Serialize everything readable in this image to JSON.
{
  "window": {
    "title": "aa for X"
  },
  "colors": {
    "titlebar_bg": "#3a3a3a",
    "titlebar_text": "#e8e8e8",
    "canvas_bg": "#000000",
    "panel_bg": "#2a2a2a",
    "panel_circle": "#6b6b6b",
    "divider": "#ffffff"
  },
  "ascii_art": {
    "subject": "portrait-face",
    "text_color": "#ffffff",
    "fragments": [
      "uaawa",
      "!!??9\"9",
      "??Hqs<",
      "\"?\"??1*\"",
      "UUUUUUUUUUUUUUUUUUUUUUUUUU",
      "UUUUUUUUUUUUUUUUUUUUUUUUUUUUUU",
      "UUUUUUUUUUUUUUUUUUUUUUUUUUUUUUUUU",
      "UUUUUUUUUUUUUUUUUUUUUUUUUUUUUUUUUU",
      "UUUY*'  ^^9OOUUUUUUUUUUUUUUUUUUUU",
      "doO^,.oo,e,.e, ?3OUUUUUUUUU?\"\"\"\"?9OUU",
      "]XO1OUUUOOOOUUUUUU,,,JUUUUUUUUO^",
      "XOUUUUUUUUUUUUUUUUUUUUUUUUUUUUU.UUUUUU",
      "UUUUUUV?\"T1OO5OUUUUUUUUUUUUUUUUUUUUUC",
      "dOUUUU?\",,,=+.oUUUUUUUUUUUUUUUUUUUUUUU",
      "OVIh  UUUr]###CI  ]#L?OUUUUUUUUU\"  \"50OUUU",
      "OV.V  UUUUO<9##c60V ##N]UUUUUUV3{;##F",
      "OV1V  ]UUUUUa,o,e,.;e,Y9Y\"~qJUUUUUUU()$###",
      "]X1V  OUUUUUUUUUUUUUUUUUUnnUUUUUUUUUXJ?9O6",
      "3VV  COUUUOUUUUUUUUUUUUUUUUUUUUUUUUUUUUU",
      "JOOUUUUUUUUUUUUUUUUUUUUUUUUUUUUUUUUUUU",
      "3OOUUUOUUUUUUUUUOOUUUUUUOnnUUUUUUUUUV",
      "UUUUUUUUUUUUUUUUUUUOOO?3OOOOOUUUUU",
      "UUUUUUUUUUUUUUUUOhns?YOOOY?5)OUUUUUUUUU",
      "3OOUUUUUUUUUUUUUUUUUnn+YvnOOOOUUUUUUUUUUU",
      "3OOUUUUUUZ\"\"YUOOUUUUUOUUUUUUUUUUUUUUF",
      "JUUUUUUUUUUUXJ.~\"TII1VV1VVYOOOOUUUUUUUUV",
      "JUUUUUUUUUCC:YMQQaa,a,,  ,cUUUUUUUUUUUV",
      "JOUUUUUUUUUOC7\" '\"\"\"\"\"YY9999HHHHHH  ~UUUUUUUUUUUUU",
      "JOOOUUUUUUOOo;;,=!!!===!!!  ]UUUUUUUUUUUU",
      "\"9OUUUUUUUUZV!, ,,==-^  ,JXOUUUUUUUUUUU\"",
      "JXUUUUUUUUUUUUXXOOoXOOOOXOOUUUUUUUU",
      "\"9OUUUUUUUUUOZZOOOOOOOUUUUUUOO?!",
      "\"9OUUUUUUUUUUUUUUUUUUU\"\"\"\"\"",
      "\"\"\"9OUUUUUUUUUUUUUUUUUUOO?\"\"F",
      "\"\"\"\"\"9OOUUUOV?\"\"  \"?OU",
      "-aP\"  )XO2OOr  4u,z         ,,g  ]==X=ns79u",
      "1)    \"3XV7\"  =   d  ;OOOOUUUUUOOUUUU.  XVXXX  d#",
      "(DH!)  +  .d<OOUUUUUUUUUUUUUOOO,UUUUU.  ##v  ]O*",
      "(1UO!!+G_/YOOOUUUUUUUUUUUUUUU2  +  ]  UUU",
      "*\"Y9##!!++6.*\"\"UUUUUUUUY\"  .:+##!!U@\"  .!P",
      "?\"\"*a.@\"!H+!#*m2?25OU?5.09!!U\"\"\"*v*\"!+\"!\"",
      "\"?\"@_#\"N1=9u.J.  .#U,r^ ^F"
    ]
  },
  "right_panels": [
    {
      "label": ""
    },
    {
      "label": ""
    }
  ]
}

→ **Task objective**
Transcribe each entry exactly.

→ **Exercise answer**
Serialize everything readable in this image to JSON.
{
  "window": {
    "title": "aa for X"
  },
  "colors": {
    "titlebar_bg": "#3a3a3a",
    "titlebar_text": "#e8e8e8",
    "canvas_bg": "#000000",
    "panel_bg": "#2a2a2a",
    "panel_circle": "#6b6b6b",
    "divider": "#ffffff"
  },
  "ascii_art": {
    "subject": "portrait-face",
    "text_color": "#ffffff",
    "fragments": [
      "uaawa",
      "!!??9\"9",
      "??Hqs<",
      "\"?\"??1*\"",
      "UUUUUUUUUUUUUUUUUUUUUUUUUU",
      "UUUUUUUUUUUUUUUUUUUUUUUUUUUUUU",
      "UUUUUUUUUUUUUUUUUUUUUUUUUUUUUUUUU",
      "UUUUUUUUUUUUUUUUUUUUUUUUUUUUUUUUUU",
      "UUUY*'  ^^9OOUUUUUUUUUUUUUUUUUUUU",
      "doO^,.oo,e,.e, ?3OUUUUUUUUU?\"\"\"\"?9OUU",
      "]XO1OUUUOOOOUUUUUU,,,JUUUUUUUUO^",
      "XOUUUUUUUUUUUUUUUUUUUUUUUUUUUUU.UUUUUU",
      "UUUUUUV?\"T1OO5OUUUUUUUUUUUUUUUUUUUUUC",
      "dOUUUU?\",,,=+.oUUUUUUUUUUUUUUUUUUUUUUU",
      "OVIh  UUUr]###CI  ]#L?OUUUUUUUUU\"  \"50OUUU",
      "OV.V  UUUUO<9##c60V ##N]UUUUUUV3{;##F",
      "OV1V  ]UUUUUa,o,e,.;e,Y9Y\"~qJUUUUUUU()$###",
      "]X1V  OUUUUUUUUUUUUUUUUUUnnUUUUUUUUUXJ?9O6",
      "3VV  COUUUOUUUUUUUUUUUUUUUUUUUUUUUUUUUUU",
      "JOOUUUUUUUUUUUUUUUUUUUUUUUUUUUUUUUUUUU",
      "3OOUUUOUUUUUUUUUOOUUUUUUOnnUUUUUUUUUV",
      "UUUUUUUUUUUUUUUUUUUOOO?3OOOOOUUUUU",
      "UUUUUUUUUUUUUUUUOhns?YOOOY?5)OUUUUUUUUU",
      "3OOUUUUUUUUUUUUUUUUUnn+YvnOOOOUUUUUUUUUUU",
      "3OOUUUUUUZ\"\"YUOOUUUUUOUUUUUUUUUUUUUUF",
      "JUUUUUUUUUUUXJ.~\"TII1VV1VVYOOOOUUUUUUUUV",
      "JUUUUUUUUUCC:YMQQaa,a,,  ,cUUUUUUUUUUUV",
      "JOUUUUUUUUUOC7\" '\"\"\"\"\"YY9999HHHHHH  ~UUUUUUUUUUUUU",
      "JOOOUUUUUUOOo;;,=!!!===!!!  ]UUUUUUUUUUUU",
      "\"9OUUUUUUUUZV!, ,,==-^  ,JXOUUUUUUUUUUU\"",
      "JXUUUUUUUUUUUUXXOOoXOOOOXOOUUUUUUUU",
      "\"9OUUUUUUUUUOZZOOOOOOOUUUUUUOO?!",
      "\"9OUUUUUUUUUUUUUUUUUUU\"\"\"\"\"",
      "\"\"\"9OUUUUUUUUUUUUUUUUUUOO?\"\"F",
      "\"\"\"\"\"9OOUUUOV?\"\"  \"?OU",
      "-aP\"  )XO2OOr  4u,z         ,,g  ]==X=ns79u",
      "1)    \"3XV7\"  =   d  ;OOOOUUUUUOOUUUU.  XVXXX  d#",
      "(DH!)  +  .d<OOUUUUUUUUUUUUUOOO,UUUUU.  ##v  ]O*",
      "(1UO!!+G_/YOOOUUUUUUUUUUUUUUU2  +  ]  UUU",
      "*\"Y9##!!++6.*\"\"UUUUUUUUY\"  .:+##!!U@\"  .!P",
      "?\"\"*a.@\"!H+!#*m2?25OU?5.09!!U\"\"\"*v*\"!+\"!\"",
      "\"?\"@_#\"N1=9u.J.  .#U,r^ ^F"
    ]
  },
  "right_panels": [
    {
      "label": ""
    },
    {
      "label": ""
    }
  ]
}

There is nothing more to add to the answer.